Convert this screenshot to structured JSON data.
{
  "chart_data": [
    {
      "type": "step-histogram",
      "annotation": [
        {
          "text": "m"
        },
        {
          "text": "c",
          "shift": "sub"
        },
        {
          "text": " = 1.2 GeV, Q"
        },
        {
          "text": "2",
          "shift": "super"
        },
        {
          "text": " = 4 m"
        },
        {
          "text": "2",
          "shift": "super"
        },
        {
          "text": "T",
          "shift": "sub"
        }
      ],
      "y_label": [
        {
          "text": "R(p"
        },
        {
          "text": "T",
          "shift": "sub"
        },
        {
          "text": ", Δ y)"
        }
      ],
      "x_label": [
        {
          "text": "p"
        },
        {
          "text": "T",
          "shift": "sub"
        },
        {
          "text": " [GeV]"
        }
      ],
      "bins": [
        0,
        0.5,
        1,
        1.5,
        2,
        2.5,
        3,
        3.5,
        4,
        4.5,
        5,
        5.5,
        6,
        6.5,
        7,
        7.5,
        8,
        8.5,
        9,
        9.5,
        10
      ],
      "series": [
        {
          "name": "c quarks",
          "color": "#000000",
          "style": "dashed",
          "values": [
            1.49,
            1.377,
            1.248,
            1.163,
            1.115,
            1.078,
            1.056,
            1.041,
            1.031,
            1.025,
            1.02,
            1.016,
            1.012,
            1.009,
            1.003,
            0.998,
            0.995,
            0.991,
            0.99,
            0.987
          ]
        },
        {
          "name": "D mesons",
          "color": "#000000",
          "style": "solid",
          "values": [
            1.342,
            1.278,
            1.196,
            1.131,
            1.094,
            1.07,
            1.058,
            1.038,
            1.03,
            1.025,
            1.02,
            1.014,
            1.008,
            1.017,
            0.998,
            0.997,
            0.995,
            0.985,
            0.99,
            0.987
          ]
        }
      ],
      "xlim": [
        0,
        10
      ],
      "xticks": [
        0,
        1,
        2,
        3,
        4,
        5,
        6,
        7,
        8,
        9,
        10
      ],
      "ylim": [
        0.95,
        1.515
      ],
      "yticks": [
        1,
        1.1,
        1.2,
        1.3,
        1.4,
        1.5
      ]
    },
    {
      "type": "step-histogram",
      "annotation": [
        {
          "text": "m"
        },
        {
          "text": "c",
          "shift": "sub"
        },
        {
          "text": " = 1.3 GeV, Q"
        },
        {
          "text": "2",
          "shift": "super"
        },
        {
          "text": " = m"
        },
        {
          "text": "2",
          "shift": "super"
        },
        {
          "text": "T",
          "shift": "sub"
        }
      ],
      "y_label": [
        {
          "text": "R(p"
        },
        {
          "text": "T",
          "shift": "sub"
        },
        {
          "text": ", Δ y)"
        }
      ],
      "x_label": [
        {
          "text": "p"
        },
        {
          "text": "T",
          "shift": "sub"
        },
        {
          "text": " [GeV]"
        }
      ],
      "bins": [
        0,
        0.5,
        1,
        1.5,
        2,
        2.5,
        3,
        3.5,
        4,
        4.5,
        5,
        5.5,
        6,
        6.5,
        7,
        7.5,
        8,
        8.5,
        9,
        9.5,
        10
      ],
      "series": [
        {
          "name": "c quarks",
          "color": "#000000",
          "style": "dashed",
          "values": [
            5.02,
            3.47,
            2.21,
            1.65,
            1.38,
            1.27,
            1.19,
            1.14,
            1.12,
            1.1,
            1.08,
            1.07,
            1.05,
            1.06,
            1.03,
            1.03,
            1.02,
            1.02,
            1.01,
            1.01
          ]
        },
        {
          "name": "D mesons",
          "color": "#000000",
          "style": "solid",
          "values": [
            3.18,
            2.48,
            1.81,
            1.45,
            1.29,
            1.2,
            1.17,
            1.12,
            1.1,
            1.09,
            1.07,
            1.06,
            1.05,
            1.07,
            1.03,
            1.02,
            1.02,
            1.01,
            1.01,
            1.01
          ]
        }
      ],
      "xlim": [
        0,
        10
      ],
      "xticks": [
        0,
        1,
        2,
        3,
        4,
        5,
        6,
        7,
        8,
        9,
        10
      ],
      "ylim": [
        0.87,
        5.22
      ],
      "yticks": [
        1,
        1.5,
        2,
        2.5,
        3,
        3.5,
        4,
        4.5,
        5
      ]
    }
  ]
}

####################

**Problem requirements**
Retype every entry word for word.

**Complete response**
Convert this screenshot to structured JSON data.
{
  "chart_data": [
    {
      "type": "step-histogram",
      "annotation": [
        {
          "text": "m"
        },
        {
          "text": "c",
          "shift": "sub"
        },
        {
          "text": " = 1.2 GeV, Q"
        },
        {
          "text": "2",
          "shift": "super"
        },
        {
          "text": " = 4 m"
        },
        {
          "text": "2",
          "shift": "super"
        },
        {
          "text": "T",
          "shift": "sub"
        }
      ],
      "y_label": [
        {
          "text": "R(p"
        },
        {
          "text": "T",
          "shift": "sub"
        },
        {
          "text": ", Δ y)"
        }
      ],
      "x_label": [
        {
          "text": "p"
        },
        {
          "text": "T",
          "shift": "sub"
        },
        {
          "text": " [GeV]"
        }
      ],
      "bins": [
        0,
        0.5,
        1,
        1.5,
        2,
        2.5,
        3,
        3.5,
        4,
        4.5,
        5,
        5.5,
        6,
        6.5,
        7,
        7.5,
        8,
        8.5,
        9,
        9.5,
        10
      ],
      "series": [
        {
          "name": "c quarks",
          "color": "#000000",
          "style": "dashed",
          "values": [
            1.49,
            1.377,
            1.248,
            1.163,
            1.115,
            1.078,
            1.056,
            1.041,
            1.031,
            1.025,
            1.02,
            1.016,
            1.012,
            1.009,
            1.003,
            0.998,
            0.995,
            0.991,
            0.99,
            0.987
          ]
        },
        {
          "name": "D mesons",
          "color": "#000000",
          "style": "solid",
          "values": [
            1.342,
            1.278,
            1.196,
            1.131,
            1.094,
            1.07,
            1.058,
            1.038,
            1.03,
            1.025,
            1.02,
            1.014,
            1.008,
            1.017,
            0.998,
            0.997,
            0.995,
            0.985,
            0.99,
            0.987
          ]
        }
      ],
      "xlim": [
        0,
        10
      ],
      "xticks": [
        0,
        1,
        2,
        3,
        4,
        5,
        6,
        7,
        8,
        9,
        10
      ],
      "ylim": [
        0.95,
        1.515
      ],
      "yticks": [
        1,
        1.1,
        1.2,
        1.3,
        1.4,
        1.5
      ]
    },
    {
      "type": "step-histogram",
      "annotation": [
        {
          "text": "m"
        },
        {
          "text": "c",
          "shift": "sub"
        },
        {
          "text": " = 1.3 GeV, Q"
        },
        {
          "text": "2",
          "shift": "super"
        },
        {
          "text": " = m"
        },
        {
          "text": "2",
          "shift": "super"
        },
        {
          "text": "T",
          "shift": "sub"
        }
      ],
      "y_label": [
        {
          "text": "R(p"
        },
        {
          "text": "T",
          "shift": "sub"
        },
        {
          "text": ", Δ y)"
        }
      ],
      "x_label": [
        {
          "text": "p"
        },
        {
          "text": "T",
          "shift": "sub"
        },
        {
          "text": " [GeV]"
        }
      ],
      "bins": [
        0,
        0.5,
        1,
        1.5,
        2,
        2.5,
        3,
        3.5,
        4,
        4.5,
        5,
        5.5,
        6,
        6.5,
        7,
        7.5,
        8,
        8.5,
        9,
        9.5,
        10
      ],
      "series": [
        {
          "name": "c quarks",
          "color": "#000000",
          "style": "dashed",
          "values": [
            5.02,
            3.47,
            2.21,
            1.65,
            1.38,
            1.27,
            1.19,
            1.14,
            1.12,
            1.1,
            1.08,
            1.07,
            1.05,
            1.06,
            1.03,
            1.03,
            1.02,
            1.02,
            1.01,
            1.01
          ]
        },
        {
          "name": "D mesons",
          "color": "#000000",
          "style": "solid",
          "values": [
            3.18,
            2.48,
            1.81,
            1.45,
            1.29,
            1.2,
            1.17,
            1.12,
            1.1,
            1.09,
            1.07,
            1.06,
            1.05,
            1.07,
            1.03,
            1.02,
            1.02,
            1.01,
            1.01,
            1.01
          ]
        }
      ],
      "xlim": [
        0,
        10
      ],
      "xticks": [
        0,
        1,
        2,
        3,
        4,
        5,
        6,
        7,
        8,
        9,
        10
      ],
      "ylim": [
        0.87,
        5.22
      ],
      "yticks": [
        1,
        1.5,
        2,
        2.5,
        3,
        3.5,
        4,
        4.5,
        5
      ]
    }
  ]
}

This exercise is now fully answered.